**Direction:** Transcribe exactly the lines from the one containing "Output a JSON" through the end of the data, both included. Leave out pictures.

**Collected data entries:**

>>>>>

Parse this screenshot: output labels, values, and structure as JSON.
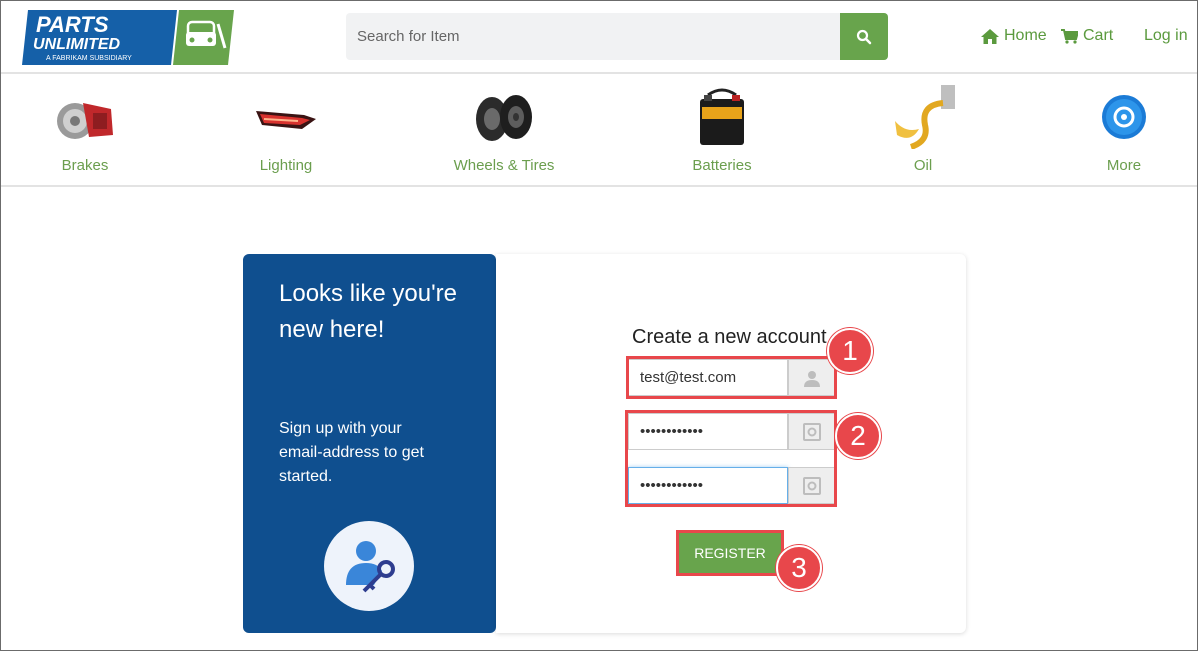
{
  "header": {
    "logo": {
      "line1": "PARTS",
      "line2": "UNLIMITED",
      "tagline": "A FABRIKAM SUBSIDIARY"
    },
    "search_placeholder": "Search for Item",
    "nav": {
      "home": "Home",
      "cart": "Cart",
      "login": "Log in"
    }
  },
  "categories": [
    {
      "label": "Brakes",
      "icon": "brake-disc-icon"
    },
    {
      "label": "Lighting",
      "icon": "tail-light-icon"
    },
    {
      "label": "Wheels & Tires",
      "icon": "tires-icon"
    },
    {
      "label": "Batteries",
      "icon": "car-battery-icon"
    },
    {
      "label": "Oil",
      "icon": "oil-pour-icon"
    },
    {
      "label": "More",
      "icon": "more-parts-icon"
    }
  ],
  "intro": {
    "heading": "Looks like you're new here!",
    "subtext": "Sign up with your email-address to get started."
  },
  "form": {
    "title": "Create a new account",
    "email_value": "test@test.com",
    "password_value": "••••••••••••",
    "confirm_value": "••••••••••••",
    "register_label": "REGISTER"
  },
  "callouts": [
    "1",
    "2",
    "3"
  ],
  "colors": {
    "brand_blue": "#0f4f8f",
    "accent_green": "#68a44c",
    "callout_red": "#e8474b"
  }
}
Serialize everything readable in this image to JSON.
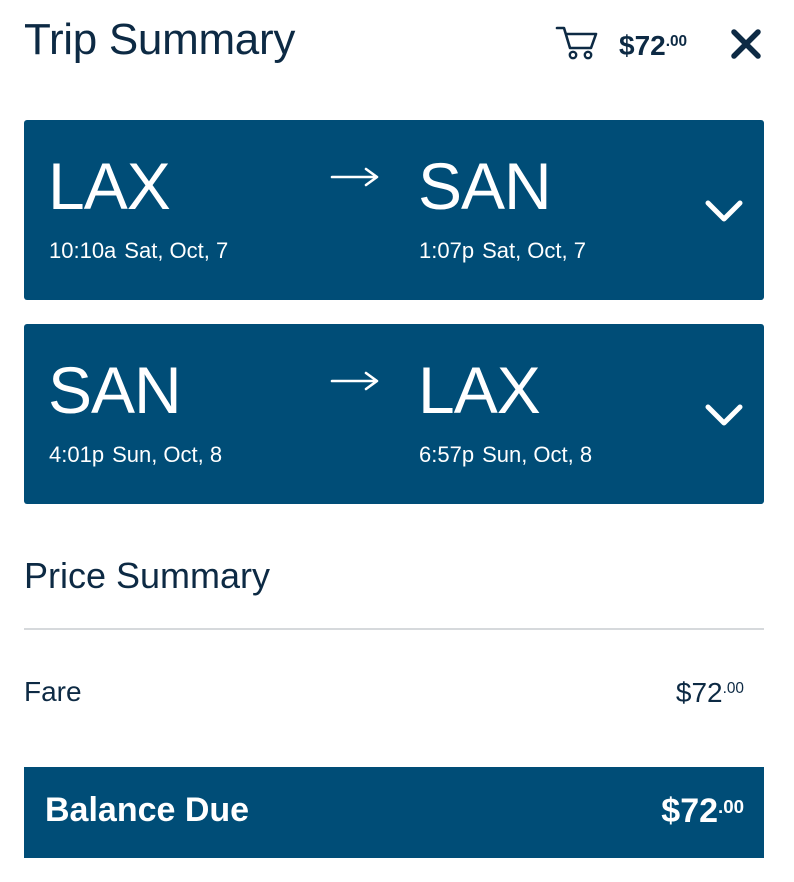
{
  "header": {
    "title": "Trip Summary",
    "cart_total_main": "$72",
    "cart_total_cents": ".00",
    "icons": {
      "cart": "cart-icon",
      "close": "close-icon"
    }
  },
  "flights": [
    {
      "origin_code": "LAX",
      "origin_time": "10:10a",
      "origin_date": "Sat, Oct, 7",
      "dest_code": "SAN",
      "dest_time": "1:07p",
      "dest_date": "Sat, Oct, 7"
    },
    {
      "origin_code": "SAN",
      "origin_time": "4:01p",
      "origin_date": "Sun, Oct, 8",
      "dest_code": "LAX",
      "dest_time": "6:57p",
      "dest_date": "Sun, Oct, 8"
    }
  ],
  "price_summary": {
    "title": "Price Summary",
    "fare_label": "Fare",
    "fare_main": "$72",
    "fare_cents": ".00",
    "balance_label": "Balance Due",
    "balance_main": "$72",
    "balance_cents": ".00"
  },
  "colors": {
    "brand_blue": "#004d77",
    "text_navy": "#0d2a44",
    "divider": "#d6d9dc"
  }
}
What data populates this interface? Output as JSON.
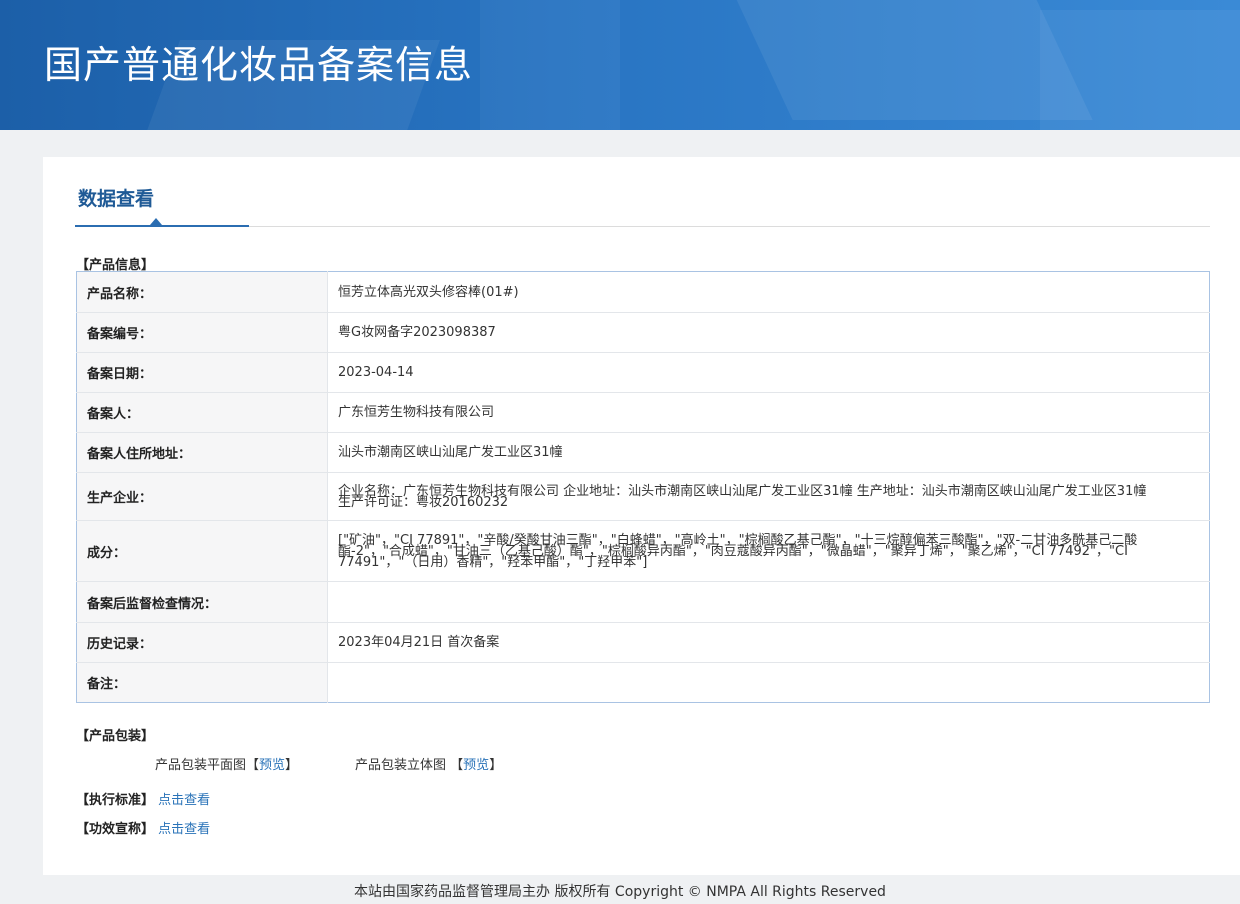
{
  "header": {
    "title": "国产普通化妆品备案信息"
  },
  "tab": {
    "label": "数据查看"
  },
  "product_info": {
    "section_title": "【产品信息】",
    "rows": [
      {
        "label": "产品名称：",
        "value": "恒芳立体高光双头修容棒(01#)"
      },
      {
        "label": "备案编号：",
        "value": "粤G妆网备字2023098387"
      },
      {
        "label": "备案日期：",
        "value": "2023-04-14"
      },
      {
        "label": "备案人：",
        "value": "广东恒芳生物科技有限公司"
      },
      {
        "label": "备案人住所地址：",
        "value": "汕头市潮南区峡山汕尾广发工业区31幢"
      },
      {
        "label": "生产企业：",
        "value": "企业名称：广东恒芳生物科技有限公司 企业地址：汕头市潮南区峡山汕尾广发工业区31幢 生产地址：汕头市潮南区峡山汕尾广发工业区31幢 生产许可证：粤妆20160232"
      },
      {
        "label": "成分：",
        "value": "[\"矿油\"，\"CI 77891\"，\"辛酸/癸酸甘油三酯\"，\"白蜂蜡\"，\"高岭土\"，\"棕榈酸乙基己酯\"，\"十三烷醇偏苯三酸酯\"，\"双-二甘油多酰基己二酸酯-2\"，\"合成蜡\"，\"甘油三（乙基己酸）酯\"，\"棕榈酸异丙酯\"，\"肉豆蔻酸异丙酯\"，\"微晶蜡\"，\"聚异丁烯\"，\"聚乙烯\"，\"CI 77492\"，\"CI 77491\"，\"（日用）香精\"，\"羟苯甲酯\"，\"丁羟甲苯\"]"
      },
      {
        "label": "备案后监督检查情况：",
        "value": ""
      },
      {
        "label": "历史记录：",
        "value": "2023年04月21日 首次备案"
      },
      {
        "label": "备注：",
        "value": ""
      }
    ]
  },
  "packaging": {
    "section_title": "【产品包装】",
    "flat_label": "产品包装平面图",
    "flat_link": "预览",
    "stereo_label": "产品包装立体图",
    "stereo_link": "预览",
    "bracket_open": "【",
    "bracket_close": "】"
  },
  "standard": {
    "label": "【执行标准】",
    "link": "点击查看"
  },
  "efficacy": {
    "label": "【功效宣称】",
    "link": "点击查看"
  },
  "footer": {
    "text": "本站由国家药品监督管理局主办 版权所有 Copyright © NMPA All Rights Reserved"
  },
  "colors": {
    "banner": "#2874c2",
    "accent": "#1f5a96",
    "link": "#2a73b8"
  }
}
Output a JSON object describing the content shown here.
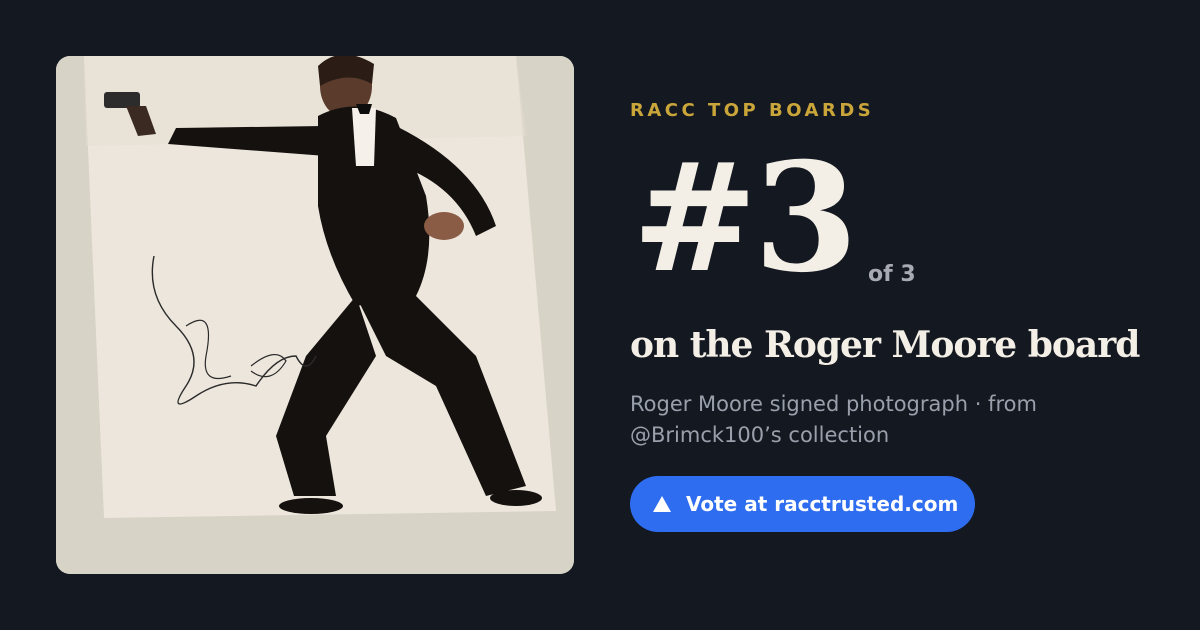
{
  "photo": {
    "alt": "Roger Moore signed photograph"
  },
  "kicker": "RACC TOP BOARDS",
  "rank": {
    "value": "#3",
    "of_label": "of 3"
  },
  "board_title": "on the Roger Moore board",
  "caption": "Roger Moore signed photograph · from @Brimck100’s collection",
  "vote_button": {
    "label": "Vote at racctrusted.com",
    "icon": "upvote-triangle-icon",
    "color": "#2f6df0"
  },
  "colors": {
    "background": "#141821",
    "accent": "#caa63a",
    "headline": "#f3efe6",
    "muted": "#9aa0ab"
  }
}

<<<<<

**Exercise result:**
Output a JSON object describing the content shown here.
{
  "photo": {
    "alt": "Roger Moore signed photograph"
  },
  "kicker": "RACC TOP BOARDS",
  "rank": {
    "value": "#3",
    "of_label": "of 3"
  },
  "board_title": "on the Roger Moore board",
  "caption": "Roger Moore signed photograph · from @Brimck100’s collection",
  "vote_button": {
    "label": "Vote at racctrusted.com",
    "icon": "upvote-triangle-icon",
    "color": "#2f6df0"
  },
  "colors": {
    "background": "#141821",
    "accent": "#caa63a",
    "headline": "#f3efe6",
    "muted": "#9aa0ab"
  }
}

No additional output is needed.